> _Direction_
Transcribe all of the records word for word, but omit the pictures.

> _Extracted records_
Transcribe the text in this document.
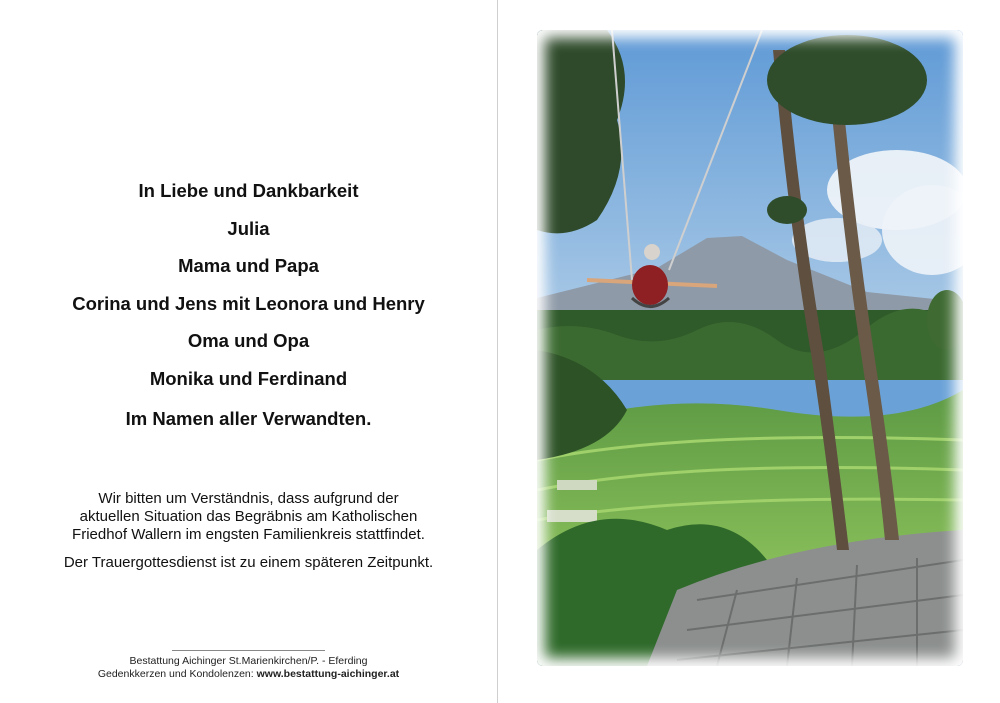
In Liebe und Dankbarkeit

Julia

Mama und Papa

Corina und Jens mit Leonora und Henry

Oma und Opa

Monika und Ferdinand

Im Namen aller Verwandten.

Wir bitten um Verständnis, dass aufgrund der

aktuellen Situation das Begräbnis am Katholischen

Friedhof Wallern im engsten Familienkreis stattfindet.

Der Trauergottesdienst ist zu einem späteren Zeitpunkt.

Bestattung Aichinger St.Marienkirchen/P. - Eferding
Gedenkkerzen und Kondolenzen: www.bestattung-aichinger.at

> _Exercise response_
Transcribe the text in this document.
In Liebe und Dankbarkeit

Julia

Mama und Papa

Corina und Jens mit Leonora und Henry

Oma und Opa

Monika und Ferdinand

Im Namen aller Verwandten.

Wir bitten um Verständnis, dass aufgrund der

aktuellen Situation das Begräbnis am Katholischen

Friedhof Wallern im engsten Familienkreis stattfindet.

Der Trauergottesdienst ist zu einem späteren Zeitpunkt.

Bestattung Aichinger St.Marienkirchen/P. - Eferding
Gedenkkerzen und Kondolenzen: www.bestattung-aichinger.at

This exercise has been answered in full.